» **AIM OF THE TASK**: Each of the entries should be retyped precisely as it appears.

» **RECORDS SUPPLIED**:
++++++++++
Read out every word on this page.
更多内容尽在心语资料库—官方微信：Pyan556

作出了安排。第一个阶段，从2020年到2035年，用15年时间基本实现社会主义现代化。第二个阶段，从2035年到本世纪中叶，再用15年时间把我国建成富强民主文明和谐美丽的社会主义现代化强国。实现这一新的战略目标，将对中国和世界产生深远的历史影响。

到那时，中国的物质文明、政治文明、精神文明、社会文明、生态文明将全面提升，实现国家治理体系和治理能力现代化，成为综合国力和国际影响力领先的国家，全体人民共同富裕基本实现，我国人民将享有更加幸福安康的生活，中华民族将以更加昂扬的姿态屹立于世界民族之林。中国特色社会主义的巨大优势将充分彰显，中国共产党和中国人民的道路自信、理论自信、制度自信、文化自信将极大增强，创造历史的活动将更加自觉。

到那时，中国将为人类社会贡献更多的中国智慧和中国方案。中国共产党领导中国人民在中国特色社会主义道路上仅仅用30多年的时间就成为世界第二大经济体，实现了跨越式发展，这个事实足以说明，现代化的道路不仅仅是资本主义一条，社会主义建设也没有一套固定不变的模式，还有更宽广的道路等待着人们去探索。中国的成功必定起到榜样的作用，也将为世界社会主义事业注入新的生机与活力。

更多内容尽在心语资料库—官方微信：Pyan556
++++++++++
» **WRITTEN ANSWER**:
Read out every word on this page.
更多内容尽在心语资料库—官方微信：Pyan556

作出了安排。第一个阶段，从2020年到2035年，用15年时间基本实现社会主义现代化。第二个阶段，从2035年到本世纪中叶，再用15年时间把我国建成富强民主文明和谐美丽的社会主义现代化强国。实现这一新的战略目标，将对中国和世界产生深远的历史影响。

到那时，中国的物质文明、政治文明、精神文明、社会文明、生态文明将全面提升，实现国家治理体系和治理能力现代化，成为综合国力和国际影响力领先的国家，全体人民共同富裕基本实现，我国人民将享有更加幸福安康的生活，中华民族将以更加昂扬的姿态屹立于世界民族之林。中国特色社会主义的巨大优势将充分彰显，中国共产党和中国人民的道路自信、理论自信、制度自信、文化自信将极大增强，创造历史的活动将更加自觉。

到那时，中国将为人类社会贡献更多的中国智慧和中国方案。中国共产党领导中国人民在中国特色社会主义道路上仅仅用30多年的时间就成为世界第二大经济体，实现了跨越式发展，这个事实足以说明，现代化的道路不仅仅是资本主义一条，社会主义建设也没有一套固定不变的模式，还有更宽广的道路等待着人们去探索。中国的成功必定起到榜样的作用，也将为世界社会主义事业注入新的生机与活力。

更多内容尽在心语资料库—官方微信：Pyan556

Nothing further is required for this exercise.